**SET PROBLEM:**
Every entry that follows should be reproduced exactly.

------------------------------------------------------------------------

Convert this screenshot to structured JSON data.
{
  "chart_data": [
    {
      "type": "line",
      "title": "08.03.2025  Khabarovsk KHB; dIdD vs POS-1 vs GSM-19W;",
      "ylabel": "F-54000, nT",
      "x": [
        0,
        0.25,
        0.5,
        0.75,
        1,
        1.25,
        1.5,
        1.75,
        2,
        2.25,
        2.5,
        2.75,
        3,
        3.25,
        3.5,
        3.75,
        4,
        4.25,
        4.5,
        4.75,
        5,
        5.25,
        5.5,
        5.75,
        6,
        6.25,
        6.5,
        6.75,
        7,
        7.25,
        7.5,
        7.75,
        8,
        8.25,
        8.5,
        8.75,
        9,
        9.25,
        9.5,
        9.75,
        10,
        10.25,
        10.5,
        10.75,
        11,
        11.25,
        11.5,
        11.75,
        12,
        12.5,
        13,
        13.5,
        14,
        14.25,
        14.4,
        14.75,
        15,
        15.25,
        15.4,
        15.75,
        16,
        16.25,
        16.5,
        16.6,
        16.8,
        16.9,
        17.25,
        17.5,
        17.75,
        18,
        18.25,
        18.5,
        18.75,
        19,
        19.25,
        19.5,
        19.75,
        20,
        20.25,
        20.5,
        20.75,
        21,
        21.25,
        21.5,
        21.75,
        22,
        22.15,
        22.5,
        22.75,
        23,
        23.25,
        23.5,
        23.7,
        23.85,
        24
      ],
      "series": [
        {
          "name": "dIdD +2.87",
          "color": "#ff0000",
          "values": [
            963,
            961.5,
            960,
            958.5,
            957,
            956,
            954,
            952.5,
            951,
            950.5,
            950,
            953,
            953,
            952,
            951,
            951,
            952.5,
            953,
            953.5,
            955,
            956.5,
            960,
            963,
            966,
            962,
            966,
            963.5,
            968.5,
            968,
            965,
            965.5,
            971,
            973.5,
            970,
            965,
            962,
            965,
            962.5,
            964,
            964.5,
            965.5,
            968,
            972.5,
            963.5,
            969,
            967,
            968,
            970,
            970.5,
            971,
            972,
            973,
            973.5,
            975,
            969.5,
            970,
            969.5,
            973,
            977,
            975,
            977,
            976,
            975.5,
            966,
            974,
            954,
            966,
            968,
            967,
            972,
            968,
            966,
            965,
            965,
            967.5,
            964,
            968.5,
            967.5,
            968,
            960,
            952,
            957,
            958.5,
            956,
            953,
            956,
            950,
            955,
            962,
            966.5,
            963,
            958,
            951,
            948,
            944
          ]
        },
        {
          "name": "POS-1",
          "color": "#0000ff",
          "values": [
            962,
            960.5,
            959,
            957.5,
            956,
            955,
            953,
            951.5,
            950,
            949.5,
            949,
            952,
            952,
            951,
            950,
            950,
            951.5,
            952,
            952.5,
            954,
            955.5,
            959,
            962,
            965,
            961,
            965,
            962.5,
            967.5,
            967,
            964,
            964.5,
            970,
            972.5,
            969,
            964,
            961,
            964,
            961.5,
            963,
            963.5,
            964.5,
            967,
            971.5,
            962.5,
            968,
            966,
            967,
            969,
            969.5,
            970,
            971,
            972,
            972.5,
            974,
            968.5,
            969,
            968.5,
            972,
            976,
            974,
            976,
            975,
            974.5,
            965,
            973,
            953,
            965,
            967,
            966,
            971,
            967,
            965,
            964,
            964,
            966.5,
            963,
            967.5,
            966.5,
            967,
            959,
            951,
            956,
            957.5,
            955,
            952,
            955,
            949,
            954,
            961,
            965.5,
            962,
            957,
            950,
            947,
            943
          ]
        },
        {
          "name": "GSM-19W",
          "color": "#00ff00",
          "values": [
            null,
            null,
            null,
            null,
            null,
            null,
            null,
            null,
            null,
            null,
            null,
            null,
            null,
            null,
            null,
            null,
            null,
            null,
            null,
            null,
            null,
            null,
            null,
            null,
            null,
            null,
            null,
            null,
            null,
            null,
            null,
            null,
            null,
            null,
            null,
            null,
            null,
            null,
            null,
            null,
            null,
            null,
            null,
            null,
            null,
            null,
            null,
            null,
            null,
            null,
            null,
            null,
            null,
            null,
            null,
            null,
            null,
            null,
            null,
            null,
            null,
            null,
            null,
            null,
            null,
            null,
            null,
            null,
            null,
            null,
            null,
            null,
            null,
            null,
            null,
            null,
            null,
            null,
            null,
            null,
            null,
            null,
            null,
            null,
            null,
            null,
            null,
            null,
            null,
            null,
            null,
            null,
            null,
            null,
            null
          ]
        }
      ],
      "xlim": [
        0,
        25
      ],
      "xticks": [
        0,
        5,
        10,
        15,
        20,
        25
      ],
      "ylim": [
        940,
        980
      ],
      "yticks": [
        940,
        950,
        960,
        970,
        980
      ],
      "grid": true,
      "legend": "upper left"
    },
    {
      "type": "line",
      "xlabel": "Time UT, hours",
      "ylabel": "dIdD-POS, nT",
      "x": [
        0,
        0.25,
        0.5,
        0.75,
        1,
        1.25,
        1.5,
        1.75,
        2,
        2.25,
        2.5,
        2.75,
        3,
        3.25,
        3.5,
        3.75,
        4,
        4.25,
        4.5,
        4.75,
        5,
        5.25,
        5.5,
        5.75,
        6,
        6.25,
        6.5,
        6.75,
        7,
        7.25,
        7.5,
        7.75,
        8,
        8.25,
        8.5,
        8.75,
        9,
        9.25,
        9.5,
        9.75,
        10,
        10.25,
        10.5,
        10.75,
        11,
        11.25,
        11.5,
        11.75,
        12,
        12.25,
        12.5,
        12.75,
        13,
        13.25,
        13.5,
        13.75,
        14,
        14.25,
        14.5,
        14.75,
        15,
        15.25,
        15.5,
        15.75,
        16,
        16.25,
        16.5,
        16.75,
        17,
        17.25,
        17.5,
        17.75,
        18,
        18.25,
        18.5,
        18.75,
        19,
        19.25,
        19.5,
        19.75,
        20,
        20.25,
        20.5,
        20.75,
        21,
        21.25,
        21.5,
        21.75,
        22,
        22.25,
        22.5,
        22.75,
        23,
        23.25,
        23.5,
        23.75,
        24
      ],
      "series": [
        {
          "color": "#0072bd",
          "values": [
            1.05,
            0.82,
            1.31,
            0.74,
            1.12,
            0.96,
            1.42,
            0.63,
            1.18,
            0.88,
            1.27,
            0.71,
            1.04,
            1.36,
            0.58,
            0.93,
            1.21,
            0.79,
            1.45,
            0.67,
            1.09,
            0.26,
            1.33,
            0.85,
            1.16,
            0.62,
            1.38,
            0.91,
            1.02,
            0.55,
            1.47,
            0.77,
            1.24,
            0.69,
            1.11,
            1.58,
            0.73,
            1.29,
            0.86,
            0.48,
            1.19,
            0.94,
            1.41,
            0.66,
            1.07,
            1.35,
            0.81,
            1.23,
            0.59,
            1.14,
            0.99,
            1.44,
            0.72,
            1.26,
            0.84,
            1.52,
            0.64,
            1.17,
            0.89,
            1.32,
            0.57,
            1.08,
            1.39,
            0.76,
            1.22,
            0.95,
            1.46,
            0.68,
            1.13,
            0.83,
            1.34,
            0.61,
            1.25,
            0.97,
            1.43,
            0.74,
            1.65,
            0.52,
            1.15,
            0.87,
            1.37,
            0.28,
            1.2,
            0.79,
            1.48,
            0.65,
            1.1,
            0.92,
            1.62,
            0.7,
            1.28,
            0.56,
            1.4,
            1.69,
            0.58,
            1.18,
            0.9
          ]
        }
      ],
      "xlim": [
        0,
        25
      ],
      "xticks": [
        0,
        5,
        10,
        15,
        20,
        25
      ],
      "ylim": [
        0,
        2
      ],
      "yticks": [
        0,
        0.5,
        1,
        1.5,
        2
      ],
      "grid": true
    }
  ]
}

------------------------------------------------------------------------

**RESPONSE:**
Convert this screenshot to structured JSON data.
{
  "chart_data": [
    {
      "type": "line",
      "title": "08.03.2025  Khabarovsk KHB; dIdD vs POS-1 vs GSM-19W;",
      "ylabel": "F-54000, nT",
      "x": [
        0,
        0.25,
        0.5,
        0.75,
        1,
        1.25,
        1.5,
        1.75,
        2,
        2.25,
        2.5,
        2.75,
        3,
        3.25,
        3.5,
        3.75,
        4,
        4.25,
        4.5,
        4.75,
        5,
        5.25,
        5.5,
        5.75,
        6,
        6.25,
        6.5,
        6.75,
        7,
        7.25,
        7.5,
        7.75,
        8,
        8.25,
        8.5,
        8.75,
        9,
        9.25,
        9.5,
        9.75,
        10,
        10.25,
        10.5,
        10.75,
        11,
        11.25,
        11.5,
        11.75,
        12,
        12.5,
        13,
        13.5,
        14,
        14.25,
        14.4,
        14.75,
        15,
        15.25,
        15.4,
        15.75,
        16,
        16.25,
        16.5,
        16.6,
        16.8,
        16.9,
        17.25,
        17.5,
        17.75,
        18,
        18.25,
        18.5,
        18.75,
        19,
        19.25,
        19.5,
        19.75,
        20,
        20.25,
        20.5,
        20.75,
        21,
        21.25,
        21.5,
        21.75,
        22,
        22.15,
        22.5,
        22.75,
        23,
        23.25,
        23.5,
        23.7,
        23.85,
        24
      ],
      "series": [
        {
          "name": "dIdD +2.87",
          "color": "#ff0000",
          "values": [
            963,
            961.5,
            960,
            958.5,
            957,
            956,
            954,
            952.5,
            951,
            950.5,
            950,
            953,
            953,
            952,
            951,
            951,
            952.5,
            953,
            953.5,
            955,
            956.5,
            960,
            963,
            966,
            962,
            966,
            963.5,
            968.5,
            968,
            965,
            965.5,
            971,
            973.5,
            970,
            965,
            962,
            965,
            962.5,
            964,
            964.5,
            965.5,
            968,
            972.5,
            963.5,
            969,
            967,
            968,
            970,
            970.5,
            971,
            972,
            973,
            973.5,
            975,
            969.5,
            970,
            969.5,
            973,
            977,
            975,
            977,
            976,
            975.5,
            966,
            974,
            954,
            966,
            968,
            967,
            972,
            968,
            966,
            965,
            965,
            967.5,
            964,
            968.5,
            967.5,
            968,
            960,
            952,
            957,
            958.5,
            956,
            953,
            956,
            950,
            955,
            962,
            966.5,
            963,
            958,
            951,
            948,
            944
          ]
        },
        {
          "name": "POS-1",
          "color": "#0000ff",
          "values": [
            962,
            960.5,
            959,
            957.5,
            956,
            955,
            953,
            951.5,
            950,
            949.5,
            949,
            952,
            952,
            951,
            950,
            950,
            951.5,
            952,
            952.5,
            954,
            955.5,
            959,
            962,
            965,
            961,
            965,
            962.5,
            967.5,
            967,
            964,
            964.5,
            970,
            972.5,
            969,
            964,
            961,
            964,
            961.5,
            963,
            963.5,
            964.5,
            967,
            971.5,
            962.5,
            968,
            966,
            967,
            969,
            969.5,
            970,
            971,
            972,
            972.5,
            974,
            968.5,
            969,
            968.5,
            972,
            976,
            974,
            976,
            975,
            974.5,
            965,
            973,
            953,
            965,
            967,
            966,
            971,
            967,
            965,
            964,
            964,
            966.5,
            963,
            967.5,
            966.5,
            967,
            959,
            951,
            956,
            957.5,
            955,
            952,
            955,
            949,
            954,
            961,
            965.5,
            962,
            957,
            950,
            947,
            943
          ]
        },
        {
          "name": "GSM-19W",
          "color": "#00ff00",
          "values": [
            null,
            null,
            null,
            null,
            null,
            null,
            null,
            null,
            null,
            null,
            null,
            null,
            null,
            null,
            null,
            null,
            null,
            null,
            null,
            null,
            null,
            null,
            null,
            null,
            null,
            null,
            null,
            null,
            null,
            null,
            null,
            null,
            null,
            null,
            null,
            null,
            null,
            null,
            null,
            null,
            null,
            null,
            null,
            null,
            null,
            null,
            null,
            null,
            null,
            null,
            null,
            null,
            null,
            null,
            null,
            null,
            null,
            null,
            null,
            null,
            null,
            null,
            null,
            null,
            null,
            null,
            null,
            null,
            null,
            null,
            null,
            null,
            null,
            null,
            null,
            null,
            null,
            null,
            null,
            null,
            null,
            null,
            null,
            null,
            null,
            null,
            null,
            null,
            null,
            null,
            null,
            null,
            null,
            null,
            null
          ]
        }
      ],
      "xlim": [
        0,
        25
      ],
      "xticks": [
        0,
        5,
        10,
        15,
        20,
        25
      ],
      "ylim": [
        940,
        980
      ],
      "yticks": [
        940,
        950,
        960,
        970,
        980
      ],
      "grid": true,
      "legend": "upper left"
    },
    {
      "type": "line",
      "xlabel": "Time UT, hours",
      "ylabel": "dIdD-POS, nT",
      "x": [
        0,
        0.25,
        0.5,
        0.75,
        1,
        1.25,
        1.5,
        1.75,
        2,
        2.25,
        2.5,
        2.75,
        3,
        3.25,
        3.5,
        3.75,
        4,
        4.25,
        4.5,
        4.75,
        5,
        5.25,
        5.5,
        5.75,
        6,
        6.25,
        6.5,
        6.75,
        7,
        7.25,
        7.5,
        7.75,
        8,
        8.25,
        8.5,
        8.75,
        9,
        9.25,
        9.5,
        9.75,
        10,
        10.25,
        10.5,
        10.75,
        11,
        11.25,
        11.5,
        11.75,
        12,
        12.25,
        12.5,
        12.75,
        13,
        13.25,
        13.5,
        13.75,
        14,
        14.25,
        14.5,
        14.75,
        15,
        15.25,
        15.5,
        15.75,
        16,
        16.25,
        16.5,
        16.75,
        17,
        17.25,
        17.5,
        17.75,
        18,
        18.25,
        18.5,
        18.75,
        19,
        19.25,
        19.5,
        19.75,
        20,
        20.25,
        20.5,
        20.75,
        21,
        21.25,
        21.5,
        21.75,
        22,
        22.25,
        22.5,
        22.75,
        23,
        23.25,
        23.5,
        23.75,
        24
      ],
      "series": [
        {
          "color": "#0072bd",
          "values": [
            1.05,
            0.82,
            1.31,
            0.74,
            1.12,
            0.96,
            1.42,
            0.63,
            1.18,
            0.88,
            1.27,
            0.71,
            1.04,
            1.36,
            0.58,
            0.93,
            1.21,
            0.79,
            1.45,
            0.67,
            1.09,
            0.26,
            1.33,
            0.85,
            1.16,
            0.62,
            1.38,
            0.91,
            1.02,
            0.55,
            1.47,
            0.77,
            1.24,
            0.69,
            1.11,
            1.58,
            0.73,
            1.29,
            0.86,
            0.48,
            1.19,
            0.94,
            1.41,
            0.66,
            1.07,
            1.35,
            0.81,
            1.23,
            0.59,
            1.14,
            0.99,
            1.44,
            0.72,
            1.26,
            0.84,
            1.52,
            0.64,
            1.17,
            0.89,
            1.32,
            0.57,
            1.08,
            1.39,
            0.76,
            1.22,
            0.95,
            1.46,
            0.68,
            1.13,
            0.83,
            1.34,
            0.61,
            1.25,
            0.97,
            1.43,
            0.74,
            1.65,
            0.52,
            1.15,
            0.87,
            1.37,
            0.28,
            1.2,
            0.79,
            1.48,
            0.65,
            1.1,
            0.92,
            1.62,
            0.7,
            1.28,
            0.56,
            1.4,
            1.69,
            0.58,
            1.18,
            0.9
          ]
        }
      ],
      "xlim": [
        0,
        25
      ],
      "xticks": [
        0,
        5,
        10,
        15,
        20,
        25
      ],
      "ylim": [
        0,
        2
      ],
      "yticks": [
        0,
        0.5,
        1,
        1.5,
        2
      ],
      "grid": true
    }
  ]
}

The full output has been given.